[Begin Given entries]

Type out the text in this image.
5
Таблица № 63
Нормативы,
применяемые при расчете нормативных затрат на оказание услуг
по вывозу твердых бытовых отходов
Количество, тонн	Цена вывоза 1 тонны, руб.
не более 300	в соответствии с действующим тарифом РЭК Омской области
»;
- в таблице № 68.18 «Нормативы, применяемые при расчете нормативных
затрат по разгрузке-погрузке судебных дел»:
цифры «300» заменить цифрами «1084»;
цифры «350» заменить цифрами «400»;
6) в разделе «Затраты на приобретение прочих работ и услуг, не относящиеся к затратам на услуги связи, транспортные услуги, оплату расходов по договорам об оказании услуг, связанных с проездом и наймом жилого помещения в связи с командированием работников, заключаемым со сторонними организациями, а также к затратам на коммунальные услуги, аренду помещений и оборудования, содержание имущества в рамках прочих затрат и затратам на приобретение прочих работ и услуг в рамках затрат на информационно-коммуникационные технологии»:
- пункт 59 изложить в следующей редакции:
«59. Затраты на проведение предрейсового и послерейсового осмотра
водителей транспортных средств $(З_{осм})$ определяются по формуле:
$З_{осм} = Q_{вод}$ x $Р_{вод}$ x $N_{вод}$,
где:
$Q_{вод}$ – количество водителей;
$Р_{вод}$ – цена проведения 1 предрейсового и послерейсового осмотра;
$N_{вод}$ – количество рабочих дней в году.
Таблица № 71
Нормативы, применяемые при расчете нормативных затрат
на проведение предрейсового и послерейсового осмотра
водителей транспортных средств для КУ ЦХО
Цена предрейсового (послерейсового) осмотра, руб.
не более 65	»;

[End Given entries]

Exercise prompt
Exactly as shown above, return every record.

Exercise answer
Type out the text in this image.
5
Таблица № 63
Нормативы,
применяемые при расчете нормативных затрат на оказание услуг
по вывозу твердых бытовых отходов
Количество, тонн	Цена вывоза 1 тонны, руб.
не более 300	в соответствии с действующим тарифом РЭК Омской области
»;
- в таблице № 68.18 «Нормативы, применяемые при расчете нормативных
затрат по разгрузке-погрузке судебных дел»:
цифры «300» заменить цифрами «1084»;
цифры «350» заменить цифрами «400»;
6) в разделе «Затраты на приобретение прочих работ и услуг, не относящиеся к затратам на услуги связи, транспортные услуги, оплату расходов по договорам об оказании услуг, связанных с проездом и наймом жилого помещения в связи с командированием работников, заключаемым со сторонними организациями, а также к затратам на коммунальные услуги, аренду помещений и оборудования, содержание имущества в рамках прочих затрат и затратам на приобретение прочих работ и услуг в рамках затрат на информационно-коммуникационные технологии»:
- пункт 59 изложить в следующей редакции:
«59. Затраты на проведение предрейсового и послерейсового осмотра
водителей транспортных средств $(З_{осм})$ определяются по формуле:
$З_{осм} = Q_{вод}$ x $Р_{вод}$ x $N_{вод}$,
где:
$Q_{вод}$ – количество водителей;
$Р_{вод}$ – цена проведения 1 предрейсового и послерейсового осмотра;
$N_{вод}$ – количество рабочих дней в году.
Таблица № 71
Нормативы, применяемые при расчете нормативных затрат
на проведение предрейсового и послерейсового осмотра
водителей транспортных средств для КУ ЦХО
Цена предрейсового (послерейсового) осмотра, руб.
не более 65	»;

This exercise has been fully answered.